> **Given task**
All of the data that follows should be retyped exactly, please, except the pictures.

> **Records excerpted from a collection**
★ ★ ★ ★

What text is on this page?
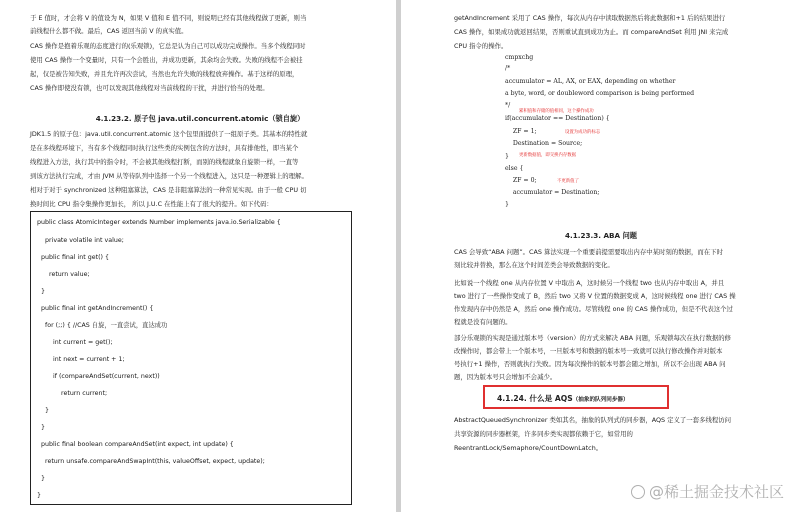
于 E 值时，才会将 V 的值设为 N，如果 V 值和 E 值不同，则说明已经有其他线程做了更新，则当

前线程什么都不做。最后，CAS 返回当前 V 的真实值。

CAS 操作是抱着乐观的态度进行的(乐观锁)，它总是认为自己可以成功完成操作。当多个线程同时

使用 CAS 操作一个变量时，只有一个会胜出，并成功更新，其余均会失败。失败的线程不会被挂

起，仅是被告知失败，并且允许再次尝试，当然也允许失败的线程放弃操作。基于这样的原理，

CAS 操作即使没有锁，也可以发现其他线程对当前线程的干扰，并进行恰当的处理。

4.1.23.2. 原子包 java.util.concurrent.atomic（锁自旋）

JDK1.5 的原子包：java.util.concurrent.atomic 这个包里面提供了一组原子类。其基本的特性就

是在多线程环境下，当有多个线程同时执行这些类的实例包含的方法时，具有排他性，即当某个

线程进入方法，执行其中的指令时，不会被其他线程打断，而别的线程就象自旋锁一样，一直等

到该方法执行完成，才由 JVM 从等待队列中选择一个另一个线程进入，这只是一种逻辑上的理解。

相对于对于 synchronized 这种阻塞算法，CAS 是非阻塞算法的一种常见实现。由于一般 CPU 切

换时间比 CPU 指令集操作更加长， 所以 J.U.C 在性能上有了很大的提升。如下代码：

public class AtomicInteger extends Number implements java.io.Serializable {
private volatile int value;
public final int get() {
return value;
}
public final int getAndIncrement() {
for (;;) { //CAS 自旋，一直尝试，直达成功
int current = get();
int next = current + 1;
if (compareAndSet(current, next))
return current;
}
}
public final boolean compareAndSet(int expect, int update) {
return unsafe.compareAndSwapInt(this, valueOffset, expect, update);
}
}

getAndIncrement 采用了 CAS 操作，每次从内存中读取数据然后将此数据和+1 后的结果进行

CAS 操作，如果成功就返回结果，否则重试直到成功为止。而 compareAndSet 利用 JNI 来完成

CPU 指令的操作。

cmpxchg
/*
accumulator = AL, AX, or EAX, depending on whether
a byte, word, or doubleword comparison is being performed
*/
累积值和存储的值相同，这个操作成功
if(accumulator == Destination) {
ZF = 1;	设置为成功的标志
Destination = Source;
更新数据值，即交换内存数据
}
else {
ZF = 0;	不更新值了
accumulator = Destination;
}

4.1.23.3. ABA 问题

CAS 会导致“ABA 问题”。CAS 算法实现一个重要前提需要取出内存中某时刻的数据，而在下时

刻比较并替换，那么在这个时间差类会导致数据的变化。

比如说一个线程 one 从内存位置 V 中取出 A，这时候另一个线程 two 也从内存中取出 A，并且

two 进行了一些操作变成了 B，然后 two 又将 V 位置的数据变成 A，这时候线程 one 进行 CAS 操

作发现内存中仍然是 A，然后 one 操作成功。尽管线程 one 的 CAS 操作成功，但是不代表这个过

程就是没有问题的。

部分乐观锁的实现是通过版本号（version）的方式来解决 ABA 问题，乐观锁每次在执行数据的修

改操作时，都会带上一个版本号，一旦版本号和数据的版本号一致就可以执行修改操作并对版本

号执行+1 操作，否则就执行失败。因为每次操作的版本号都会随之增加，所以不会出现 ABA 问

题，因为版本号只会增加不会减少。

4.1.24. 什么是 AQS（抽象的队列同步器）

AbstractQueuedSynchronizer 类如其名，抽象的队列式的同步器，AQS 定义了一套多线程访问

共享资源的同步器框架，许多同步类实现都依赖于它，如常用的

ReentrantLock/Semaphore/CountDownLatch。

@稀土掘金技术社区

★ ★ ★ ★

> **Task solution**
What text is on this page?
于 E 值时，才会将 V 的值设为 N，如果 V 值和 E 值不同，则说明已经有其他线程做了更新，则当

前线程什么都不做。最后，CAS 返回当前 V 的真实值。

CAS 操作是抱着乐观的态度进行的(乐观锁)，它总是认为自己可以成功完成操作。当多个线程同时

使用 CAS 操作一个变量时，只有一个会胜出，并成功更新，其余均会失败。失败的线程不会被挂

起，仅是被告知失败，并且允许再次尝试，当然也允许失败的线程放弃操作。基于这样的原理，

CAS 操作即使没有锁，也可以发现其他线程对当前线程的干扰，并进行恰当的处理。

4.1.23.2. 原子包 java.util.concurrent.atomic（锁自旋）

JDK1.5 的原子包：java.util.concurrent.atomic 这个包里面提供了一组原子类。其基本的特性就

是在多线程环境下，当有多个线程同时执行这些类的实例包含的方法时，具有排他性，即当某个

线程进入方法，执行其中的指令时，不会被其他线程打断，而别的线程就象自旋锁一样，一直等

到该方法执行完成，才由 JVM 从等待队列中选择一个另一个线程进入，这只是一种逻辑上的理解。

相对于对于 synchronized 这种阻塞算法，CAS 是非阻塞算法的一种常见实现。由于一般 CPU 切

换时间比 CPU 指令集操作更加长， 所以 J.U.C 在性能上有了很大的提升。如下代码：

public class AtomicInteger extends Number implements java.io.Serializable {
private volatile int value;
public final int get() {
return value;
}
public final int getAndIncrement() {
for (;;) { //CAS 自旋，一直尝试，直达成功
int current = get();
int next = current + 1;
if (compareAndSet(current, next))
return current;
}
}
public final boolean compareAndSet(int expect, int update) {
return unsafe.compareAndSwapInt(this, valueOffset, expect, update);
}
}

getAndIncrement 采用了 CAS 操作，每次从内存中读取数据然后将此数据和+1 后的结果进行

CAS 操作，如果成功就返回结果，否则重试直到成功为止。而 compareAndSet 利用 JNI 来完成

CPU 指令的操作。

cmpxchg
/*
accumulator = AL, AX, or EAX, depending on whether
a byte, word, or doubleword comparison is being performed
*/
累积值和存储的值相同，这个操作成功
if(accumulator == Destination) {
ZF = 1;	设置为成功的标志
Destination = Source;
更新数据值，即交换内存数据
}
else {
ZF = 0;	不更新值了
accumulator = Destination;
}

4.1.23.3. ABA 问题

CAS 会导致“ABA 问题”。CAS 算法实现一个重要前提需要取出内存中某时刻的数据，而在下时

刻比较并替换，那么在这个时间差类会导致数据的变化。

比如说一个线程 one 从内存位置 V 中取出 A，这时候另一个线程 two 也从内存中取出 A，并且

two 进行了一些操作变成了 B，然后 two 又将 V 位置的数据变成 A，这时候线程 one 进行 CAS 操

作发现内存中仍然是 A，然后 one 操作成功。尽管线程 one 的 CAS 操作成功，但是不代表这个过

程就是没有问题的。

部分乐观锁的实现是通过版本号（version）的方式来解决 ABA 问题，乐观锁每次在执行数据的修

改操作时，都会带上一个版本号，一旦版本号和数据的版本号一致就可以执行修改操作并对版本

号执行+1 操作，否则就执行失败。因为每次操作的版本号都会随之增加，所以不会出现 ABA 问

题，因为版本号只会增加不会减少。

4.1.24. 什么是 AQS（抽象的队列同步器）

AbstractQueuedSynchronizer 类如其名，抽象的队列式的同步器，AQS 定义了一套多线程访问

共享资源的同步器框架，许多同步类实现都依赖于它，如常用的

ReentrantLock/Semaphore/CountDownLatch。

@稀土掘金技术社区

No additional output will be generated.